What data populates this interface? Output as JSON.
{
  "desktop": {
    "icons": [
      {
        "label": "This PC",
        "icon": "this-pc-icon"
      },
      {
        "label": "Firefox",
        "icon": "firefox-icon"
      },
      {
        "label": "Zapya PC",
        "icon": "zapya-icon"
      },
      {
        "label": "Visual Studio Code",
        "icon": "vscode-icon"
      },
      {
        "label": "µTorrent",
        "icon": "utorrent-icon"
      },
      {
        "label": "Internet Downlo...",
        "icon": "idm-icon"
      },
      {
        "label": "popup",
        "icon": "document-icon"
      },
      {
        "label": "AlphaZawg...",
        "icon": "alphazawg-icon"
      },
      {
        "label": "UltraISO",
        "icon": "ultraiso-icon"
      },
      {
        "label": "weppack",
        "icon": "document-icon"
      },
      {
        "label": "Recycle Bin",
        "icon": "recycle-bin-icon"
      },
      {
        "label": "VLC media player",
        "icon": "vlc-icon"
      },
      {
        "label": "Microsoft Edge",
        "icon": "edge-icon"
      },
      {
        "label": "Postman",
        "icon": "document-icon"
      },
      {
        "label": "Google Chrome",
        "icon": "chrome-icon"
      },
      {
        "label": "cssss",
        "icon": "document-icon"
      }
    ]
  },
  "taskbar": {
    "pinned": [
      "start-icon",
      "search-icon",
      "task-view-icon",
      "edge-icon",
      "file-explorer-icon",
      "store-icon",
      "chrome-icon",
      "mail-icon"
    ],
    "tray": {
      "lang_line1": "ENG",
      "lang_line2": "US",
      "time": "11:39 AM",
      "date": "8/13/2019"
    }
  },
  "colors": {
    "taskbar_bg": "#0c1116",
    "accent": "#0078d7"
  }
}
:::::
Copy the material above, line for line.

What data populates this interface? Output as JSON.
{
  "desktop": {
    "icons": [
      {
        "label": "This PC",
        "icon": "this-pc-icon"
      },
      {
        "label": "Firefox",
        "icon": "firefox-icon"
      },
      {
        "label": "Zapya PC",
        "icon": "zapya-icon"
      },
      {
        "label": "Visual Studio Code",
        "icon": "vscode-icon"
      },
      {
        "label": "µTorrent",
        "icon": "utorrent-icon"
      },
      {
        "label": "Internet Downlo...",
        "icon": "idm-icon"
      },
      {
        "label": "popup",
        "icon": "document-icon"
      },
      {
        "label": "AlphaZawg...",
        "icon": "alphazawg-icon"
      },
      {
        "label": "UltraISO",
        "icon": "ultraiso-icon"
      },
      {
        "label": "weppack",
        "icon": "document-icon"
      },
      {
        "label": "Recycle Bin",
        "icon": "recycle-bin-icon"
      },
      {
        "label": "VLC media player",
        "icon": "vlc-icon"
      },
      {
        "label": "Microsoft Edge",
        "icon": "edge-icon"
      },
      {
        "label": "Postman",
        "icon": "document-icon"
      },
      {
        "label": "Google Chrome",
        "icon": "chrome-icon"
      },
      {
        "label": "cssss",
        "icon": "document-icon"
      }
    ]
  },
  "taskbar": {
    "pinned": [
      "start-icon",
      "search-icon",
      "task-view-icon",
      "edge-icon",
      "file-explorer-icon",
      "store-icon",
      "chrome-icon",
      "mail-icon"
    ],
    "tray": {
      "lang_line1": "ENG",
      "lang_line2": "US",
      "time": "11:39 AM",
      "date": "8/13/2019"
    }
  },
  "colors": {
    "taskbar_bg": "#0c1116",
    "accent": "#0078d7"
  }
}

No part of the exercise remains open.